WORK REQUIRED>
Filter the entries below, keeping every line that has the word "content".

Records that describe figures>

·····

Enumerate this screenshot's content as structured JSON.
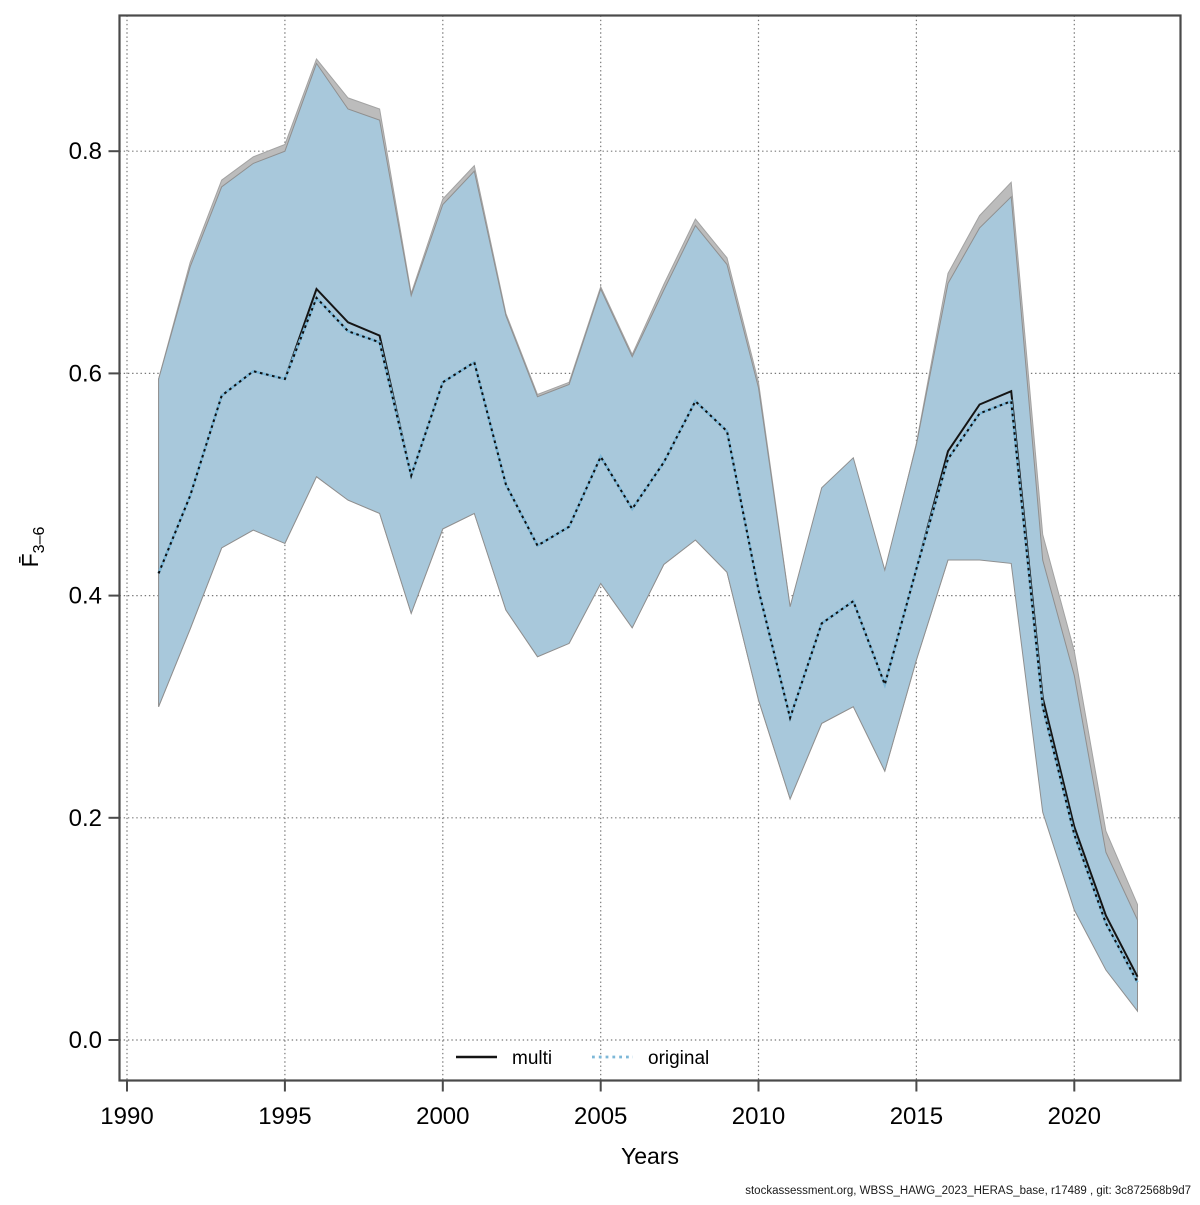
{
  "footer": "stockassessment.org, WBSS_HAWG_2023_HERAS_base, r17489 , git: 3c872568b9d7",
  "chart_data": {
    "type": "line",
    "title": "",
    "xlabel": "Years",
    "ylabel_base": "F̄",
    "ylabel_sub": "3–6",
    "grid": "dotted",
    "legend_position": "bottom-center-inside",
    "xticks": [
      1990,
      1995,
      2000,
      2005,
      2010,
      2015,
      2020
    ],
    "yticks": [
      0.0,
      0.2,
      0.4,
      0.6,
      0.8
    ],
    "xlim": [
      1989.76,
      2023.35
    ],
    "ylim": [
      -0.036,
      0.922
    ],
    "x": [
      1991,
      1992,
      1993,
      1994,
      1995,
      1996,
      1997,
      1998,
      1999,
      2000,
      2001,
      2002,
      2003,
      2004,
      2005,
      2006,
      2007,
      2008,
      2009,
      2010,
      2011,
      2012,
      2013,
      2014,
      2015,
      2016,
      2017,
      2018,
      2019,
      2020,
      2021,
      2022
    ],
    "series": [
      {
        "name": "multi",
        "style": "solid",
        "line_color": "#141414",
        "band_color": "#bcbcbc",
        "band_stroke": "#a3a3a3",
        "values": [
          0.42,
          0.49,
          0.58,
          0.602,
          0.595,
          0.676,
          0.646,
          0.634,
          0.508,
          0.592,
          0.61,
          0.5,
          0.445,
          0.462,
          0.525,
          0.478,
          0.52,
          0.575,
          0.548,
          0.405,
          0.29,
          0.375,
          0.395,
          0.32,
          0.424,
          0.53,
          0.572,
          0.584,
          0.308,
          0.192,
          0.112,
          0.057
        ],
        "upper": [
          0.595,
          0.7,
          0.774,
          0.795,
          0.806,
          0.883,
          0.848,
          0.838,
          0.672,
          0.757,
          0.787,
          0.654,
          0.581,
          0.592,
          0.678,
          0.617,
          0.68,
          0.739,
          0.704,
          0.592,
          0.39,
          0.493,
          0.52,
          0.421,
          0.537,
          0.69,
          0.742,
          0.772,
          0.455,
          0.35,
          0.188,
          0.122
        ],
        "lower": [
          0.3,
          0.37,
          0.443,
          0.459,
          0.447,
          0.507,
          0.486,
          0.474,
          0.384,
          0.46,
          0.474,
          0.387,
          0.345,
          0.357,
          0.411,
          0.371,
          0.428,
          0.45,
          0.421,
          0.306,
          0.217,
          0.285,
          0.3,
          0.242,
          0.342,
          0.432,
          0.437,
          0.437,
          0.26,
          0.145,
          0.09,
          0.05
        ]
      },
      {
        "name": "original",
        "style": "dotted",
        "line_color": "#7db8d8",
        "dot_color": "#0d0d0d",
        "band_color": "#a8c8db",
        "band_stroke": "#8f8f8f",
        "values": [
          0.42,
          0.49,
          0.58,
          0.602,
          0.595,
          0.668,
          0.638,
          0.628,
          0.508,
          0.592,
          0.61,
          0.5,
          0.445,
          0.462,
          0.525,
          0.478,
          0.52,
          0.575,
          0.548,
          0.405,
          0.29,
          0.375,
          0.395,
          0.32,
          0.424,
          0.523,
          0.564,
          0.575,
          0.3,
          0.185,
          0.105,
          0.052
        ],
        "upper": [
          0.595,
          0.696,
          0.768,
          0.789,
          0.8,
          0.879,
          0.838,
          0.828,
          0.67,
          0.752,
          0.782,
          0.652,
          0.579,
          0.59,
          0.676,
          0.615,
          0.675,
          0.733,
          0.698,
          0.587,
          0.39,
          0.497,
          0.524,
          0.423,
          0.536,
          0.681,
          0.731,
          0.759,
          0.432,
          0.328,
          0.169,
          0.108
        ],
        "lower": [
          0.3,
          0.37,
          0.443,
          0.459,
          0.447,
          0.507,
          0.486,
          0.474,
          0.384,
          0.46,
          0.474,
          0.387,
          0.345,
          0.357,
          0.411,
          0.371,
          0.428,
          0.45,
          0.421,
          0.306,
          0.217,
          0.285,
          0.3,
          0.242,
          0.342,
          0.432,
          0.432,
          0.429,
          0.205,
          0.117,
          0.063,
          0.026
        ]
      }
    ]
  }
}
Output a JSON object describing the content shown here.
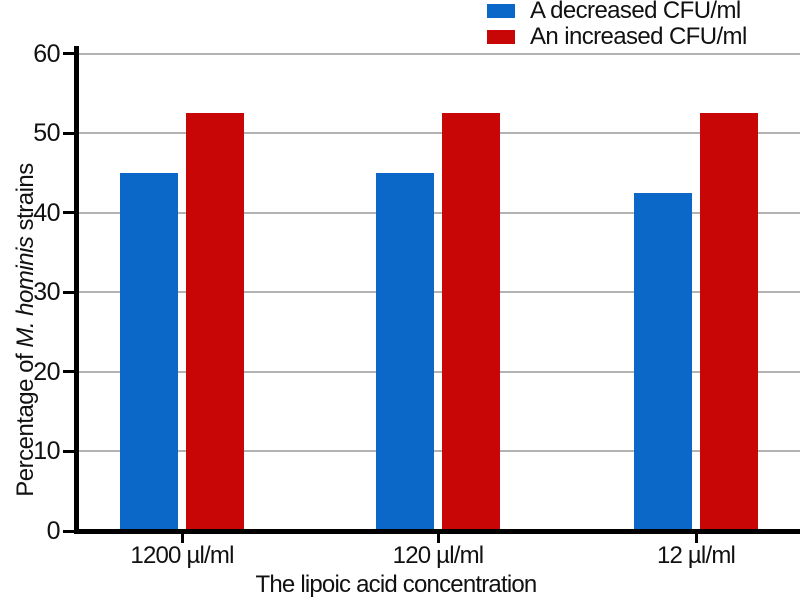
{
  "chart_data": {
    "type": "bar",
    "title": "",
    "xlabel": "The lipoic acid concentration",
    "ylabel": {
      "prefix": "Percentage of ",
      "italic": "M. hominis",
      "suffix": " strains"
    },
    "categories": [
      "1200 µl/ml",
      "120 µl/ml",
      "12 µl/ml"
    ],
    "series": [
      {
        "name": "A decreased CFU/ml",
        "color": "#0b67c8",
        "values": [
          45,
          45,
          42.5
        ]
      },
      {
        "name": "An increased CFU/ml",
        "color": "#c90606",
        "values": [
          52.5,
          52.5,
          52.5
        ]
      }
    ],
    "ylim": [
      0,
      60
    ],
    "yticks": [
      0,
      10,
      20,
      30,
      40,
      50,
      60
    ],
    "grid": true,
    "legend_position": "top-right",
    "colors": {
      "axis": "#000000",
      "gridline": "#b3b3b3",
      "text": "#111111",
      "background": "#ffffff"
    }
  }
}
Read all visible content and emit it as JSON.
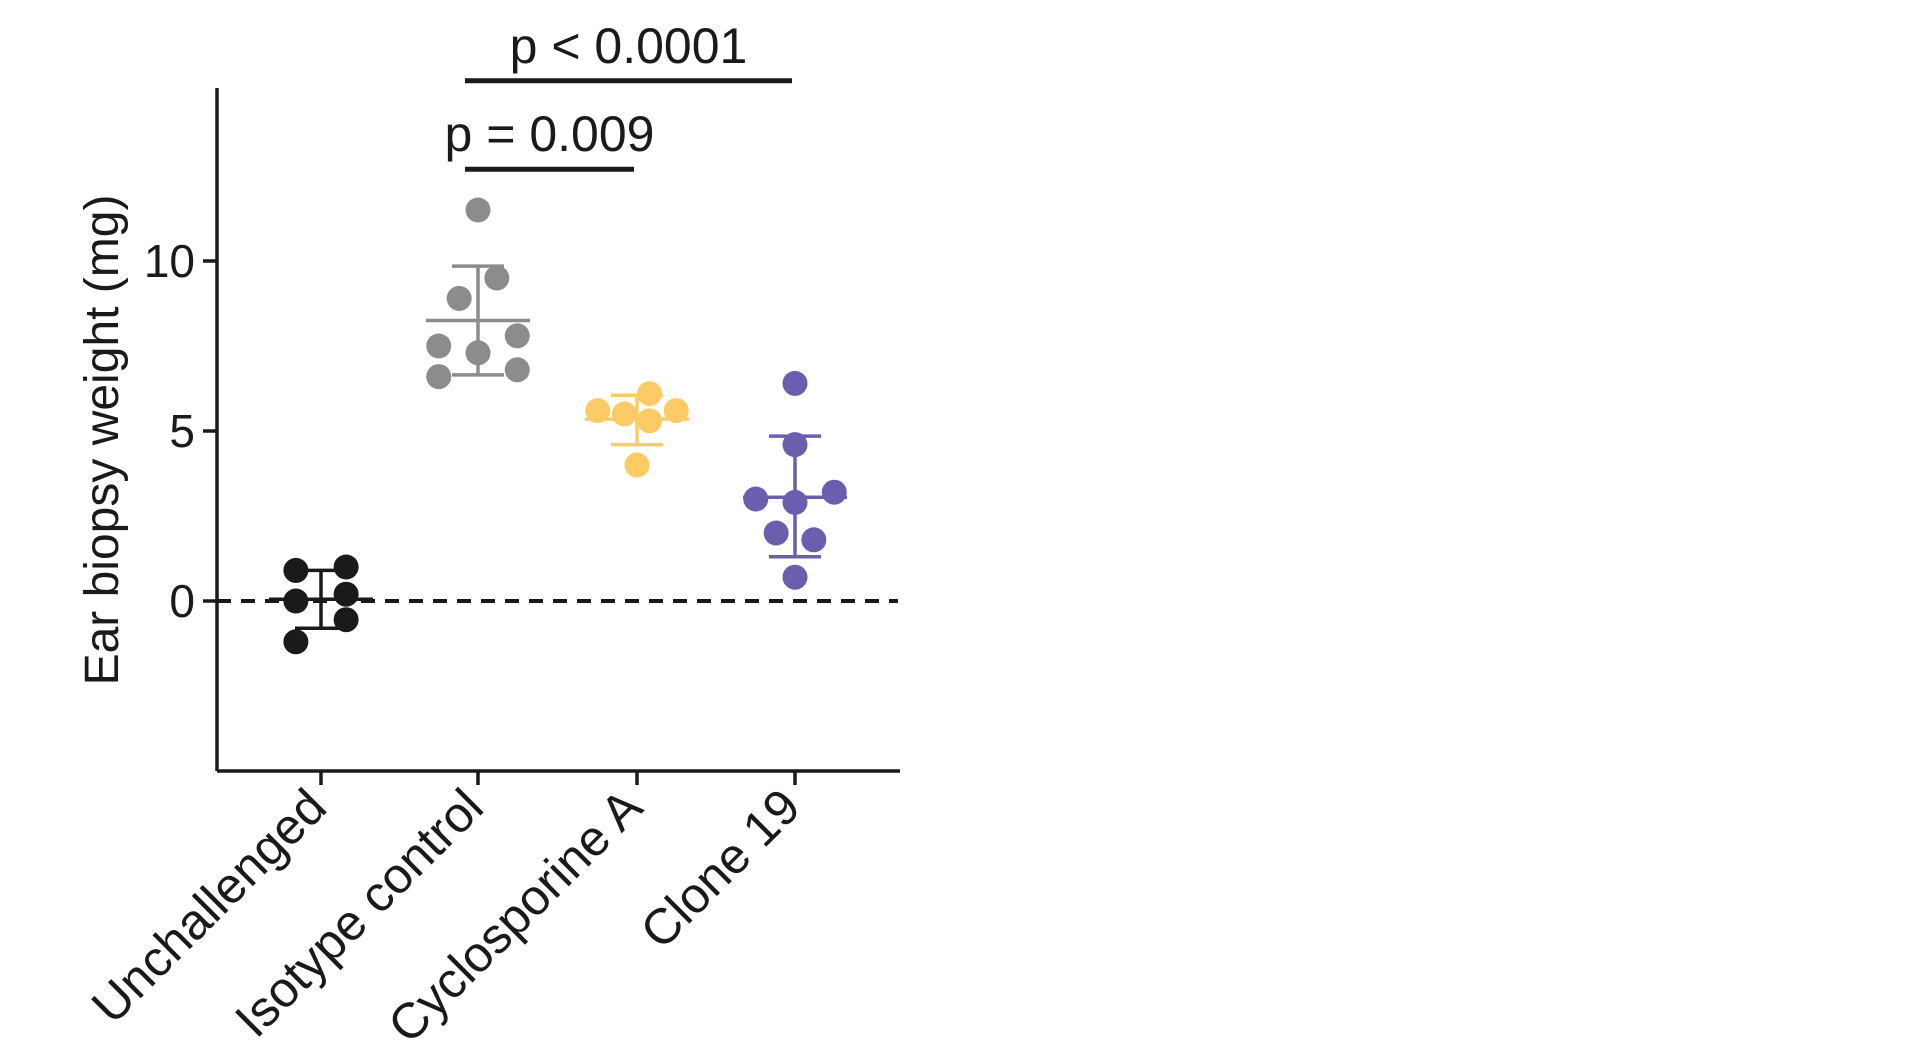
{
  "chart_data": {
    "type": "scatter",
    "title": "",
    "xlabel": "",
    "ylabel": "Ear biopsy weight (mg)",
    "ylim": [
      -5,
      15
    ],
    "yticks": [
      0,
      5,
      10
    ],
    "ytick_labels": [
      "0",
      "5",
      "10"
    ],
    "grid": false,
    "legend": "none",
    "reference_line": {
      "y": 0,
      "style": "dashed",
      "color": "#1a1a1a"
    },
    "categories": [
      "Unchallenged",
      "Isotype control",
      "Cyclosporine A",
      "Clone 19"
    ],
    "series": [
      {
        "category": "Unchallenged",
        "color": "#1a1a1a",
        "points": [
          {
            "x_offset": -0.16,
            "y": 0.9
          },
          {
            "x_offset": 0.16,
            "y": 1.0
          },
          {
            "x_offset": -0.16,
            "y": 0.0
          },
          {
            "x_offset": 0.16,
            "y": 0.2
          },
          {
            "x_offset": 0.16,
            "y": -0.55
          },
          {
            "x_offset": -0.16,
            "y": -1.2
          }
        ],
        "mean": 0.05,
        "sd_upper": 0.9,
        "sd_lower": -0.8
      },
      {
        "category": "Isotype control",
        "color": "#8c8c8c",
        "points": [
          {
            "x_offset": 0.0,
            "y": 11.5
          },
          {
            "x_offset": 0.12,
            "y": 9.5
          },
          {
            "x_offset": -0.12,
            "y": 8.9
          },
          {
            "x_offset": -0.25,
            "y": 7.5
          },
          {
            "x_offset": 0.0,
            "y": 7.3
          },
          {
            "x_offset": 0.25,
            "y": 7.8
          },
          {
            "x_offset": -0.25,
            "y": 6.6
          },
          {
            "x_offset": 0.25,
            "y": 6.8
          }
        ],
        "mean": 8.25,
        "sd_upper": 9.85,
        "sd_lower": 6.65
      },
      {
        "category": "Cyclosporine A",
        "color": "#fccb65",
        "points": [
          {
            "x_offset": 0.08,
            "y": 6.1
          },
          {
            "x_offset": -0.25,
            "y": 5.6
          },
          {
            "x_offset": -0.08,
            "y": 5.5
          },
          {
            "x_offset": 0.25,
            "y": 5.6
          },
          {
            "x_offset": 0.08,
            "y": 5.3
          },
          {
            "x_offset": 0.0,
            "y": 4.0
          }
        ],
        "mean": 5.35,
        "sd_upper": 6.05,
        "sd_lower": 4.6
      },
      {
        "category": "Clone 19",
        "color": "#6a5fae",
        "points": [
          {
            "x_offset": 0.0,
            "y": 6.4
          },
          {
            "x_offset": 0.0,
            "y": 4.6
          },
          {
            "x_offset": 0.25,
            "y": 3.2
          },
          {
            "x_offset": -0.25,
            "y": 3.0
          },
          {
            "x_offset": 0.0,
            "y": 2.9
          },
          {
            "x_offset": -0.12,
            "y": 2.0
          },
          {
            "x_offset": 0.12,
            "y": 1.8
          },
          {
            "x_offset": 0.0,
            "y": 0.7
          }
        ],
        "mean": 3.05,
        "sd_upper": 4.85,
        "sd_lower": 1.3
      }
    ],
    "annotations": [
      {
        "text": "p < 0.0001",
        "from": "Isotype control",
        "to": "Clone 19",
        "bracket_y": 15.3
      },
      {
        "text": "p = 0.009",
        "from": "Isotype control",
        "to": "Cyclosporine A",
        "bracket_y": 12.7
      }
    ]
  }
}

·····

EXERCISE OUTPUT>
Enumerate this screenshot's content as structured JSON.
Output a JSON object describing the content shown here.
Read all visible content and emit it as JSON.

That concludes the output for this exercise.